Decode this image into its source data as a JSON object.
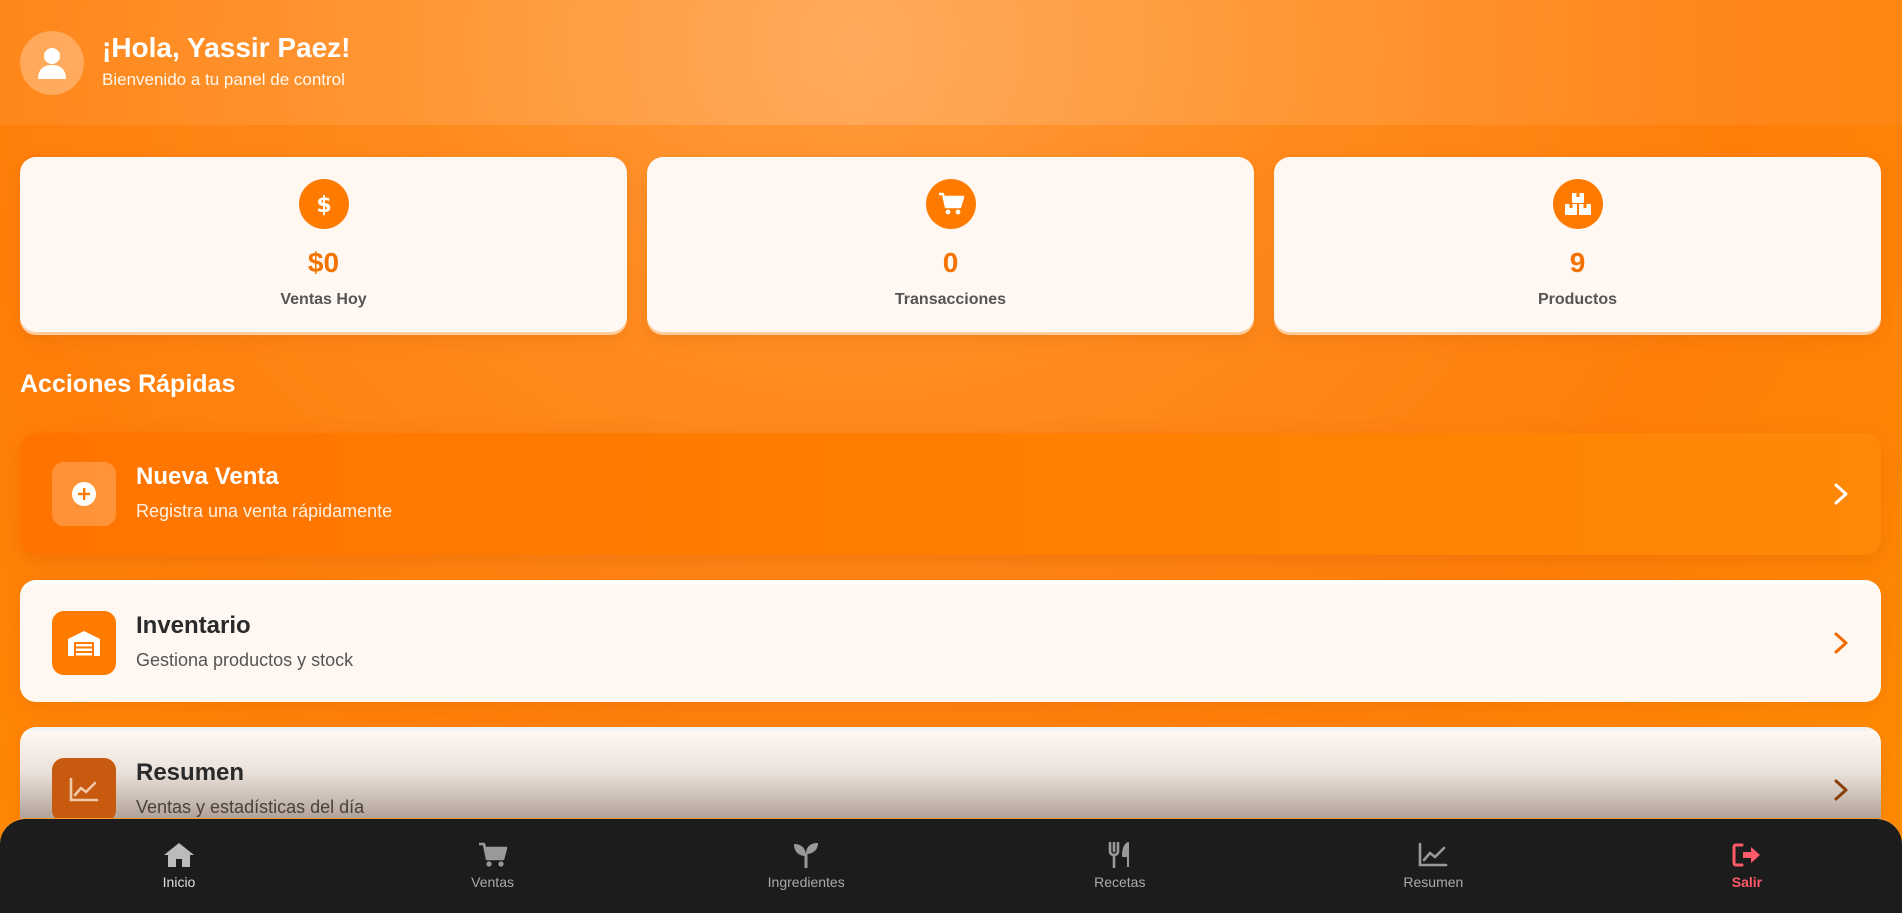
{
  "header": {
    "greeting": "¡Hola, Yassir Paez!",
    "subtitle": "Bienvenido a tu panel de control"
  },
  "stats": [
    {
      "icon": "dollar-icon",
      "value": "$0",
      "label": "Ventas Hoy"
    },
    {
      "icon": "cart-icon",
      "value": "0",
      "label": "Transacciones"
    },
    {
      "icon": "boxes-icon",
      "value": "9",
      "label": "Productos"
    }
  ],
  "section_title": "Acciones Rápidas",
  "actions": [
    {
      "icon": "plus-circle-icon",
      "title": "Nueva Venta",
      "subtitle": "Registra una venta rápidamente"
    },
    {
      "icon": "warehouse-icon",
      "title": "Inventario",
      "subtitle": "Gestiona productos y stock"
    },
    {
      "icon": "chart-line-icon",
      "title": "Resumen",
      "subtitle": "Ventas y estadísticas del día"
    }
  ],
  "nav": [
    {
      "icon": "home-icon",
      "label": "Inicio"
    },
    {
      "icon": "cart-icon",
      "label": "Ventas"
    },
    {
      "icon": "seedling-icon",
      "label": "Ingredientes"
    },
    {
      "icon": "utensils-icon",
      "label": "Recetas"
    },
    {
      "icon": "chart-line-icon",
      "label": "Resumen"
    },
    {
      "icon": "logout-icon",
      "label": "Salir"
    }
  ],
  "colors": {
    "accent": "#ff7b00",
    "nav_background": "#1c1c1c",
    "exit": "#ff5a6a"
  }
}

_ _ _ _ _

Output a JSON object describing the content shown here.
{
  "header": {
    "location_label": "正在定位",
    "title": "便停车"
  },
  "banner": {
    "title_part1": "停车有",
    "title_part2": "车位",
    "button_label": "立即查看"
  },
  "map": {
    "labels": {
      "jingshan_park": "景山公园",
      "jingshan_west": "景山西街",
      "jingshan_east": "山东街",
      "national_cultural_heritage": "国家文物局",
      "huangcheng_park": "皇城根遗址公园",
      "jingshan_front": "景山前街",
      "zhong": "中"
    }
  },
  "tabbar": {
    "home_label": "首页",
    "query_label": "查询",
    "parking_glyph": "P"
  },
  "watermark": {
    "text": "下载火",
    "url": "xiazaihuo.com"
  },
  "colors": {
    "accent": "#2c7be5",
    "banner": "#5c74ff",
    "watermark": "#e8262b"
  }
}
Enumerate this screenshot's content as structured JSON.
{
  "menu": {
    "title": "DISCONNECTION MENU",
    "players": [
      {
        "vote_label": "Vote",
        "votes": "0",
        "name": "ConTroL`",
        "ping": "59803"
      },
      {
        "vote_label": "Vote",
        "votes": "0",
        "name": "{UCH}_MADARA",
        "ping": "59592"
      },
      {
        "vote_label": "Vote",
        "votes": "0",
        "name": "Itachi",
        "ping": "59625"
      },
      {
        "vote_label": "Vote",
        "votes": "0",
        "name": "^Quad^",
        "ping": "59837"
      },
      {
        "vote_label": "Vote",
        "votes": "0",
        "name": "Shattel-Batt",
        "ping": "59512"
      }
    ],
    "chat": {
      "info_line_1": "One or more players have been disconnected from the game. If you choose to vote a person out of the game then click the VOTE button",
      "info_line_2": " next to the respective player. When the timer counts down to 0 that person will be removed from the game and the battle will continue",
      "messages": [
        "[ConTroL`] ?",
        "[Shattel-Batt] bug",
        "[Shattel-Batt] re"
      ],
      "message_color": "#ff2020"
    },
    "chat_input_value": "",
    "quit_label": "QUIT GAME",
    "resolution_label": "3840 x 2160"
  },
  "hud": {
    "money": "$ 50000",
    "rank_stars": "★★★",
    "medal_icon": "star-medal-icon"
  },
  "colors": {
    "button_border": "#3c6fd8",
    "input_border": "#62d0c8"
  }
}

_ _ _ _ _

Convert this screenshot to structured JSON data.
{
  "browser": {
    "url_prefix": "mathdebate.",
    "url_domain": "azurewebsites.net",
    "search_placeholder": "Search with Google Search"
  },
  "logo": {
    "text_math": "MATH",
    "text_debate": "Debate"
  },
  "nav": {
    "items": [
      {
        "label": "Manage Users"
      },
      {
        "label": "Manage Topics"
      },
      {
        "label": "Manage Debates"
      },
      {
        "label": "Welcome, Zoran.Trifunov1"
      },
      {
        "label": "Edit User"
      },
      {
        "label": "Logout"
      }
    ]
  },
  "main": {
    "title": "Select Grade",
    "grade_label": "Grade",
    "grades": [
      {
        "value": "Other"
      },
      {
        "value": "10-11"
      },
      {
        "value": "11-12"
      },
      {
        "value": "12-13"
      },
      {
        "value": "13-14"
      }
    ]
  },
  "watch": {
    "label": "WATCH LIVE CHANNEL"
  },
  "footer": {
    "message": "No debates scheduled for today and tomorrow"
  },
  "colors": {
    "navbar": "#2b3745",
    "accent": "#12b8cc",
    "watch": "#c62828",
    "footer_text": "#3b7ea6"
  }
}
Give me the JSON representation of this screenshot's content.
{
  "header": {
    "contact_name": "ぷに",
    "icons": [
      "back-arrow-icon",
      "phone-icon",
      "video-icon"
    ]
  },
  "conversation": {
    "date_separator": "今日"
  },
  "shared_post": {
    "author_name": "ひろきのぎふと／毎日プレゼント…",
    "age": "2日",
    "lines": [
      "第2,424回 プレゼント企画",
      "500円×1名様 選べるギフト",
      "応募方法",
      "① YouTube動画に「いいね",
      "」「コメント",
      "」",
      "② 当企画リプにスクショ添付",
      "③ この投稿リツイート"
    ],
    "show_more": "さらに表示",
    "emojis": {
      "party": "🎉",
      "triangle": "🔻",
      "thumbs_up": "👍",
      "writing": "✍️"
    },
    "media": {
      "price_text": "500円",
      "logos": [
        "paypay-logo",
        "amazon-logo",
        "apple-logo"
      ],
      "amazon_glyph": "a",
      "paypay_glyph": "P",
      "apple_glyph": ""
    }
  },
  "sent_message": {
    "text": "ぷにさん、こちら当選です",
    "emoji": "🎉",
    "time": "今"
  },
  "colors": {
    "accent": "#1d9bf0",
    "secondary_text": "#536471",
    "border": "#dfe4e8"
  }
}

_ _ _ _ _

● **WHAT TO PRODUCE**: Count how many lines hold the string "data" and give that number alone.

● **WRITTEN RESPONSE**: 2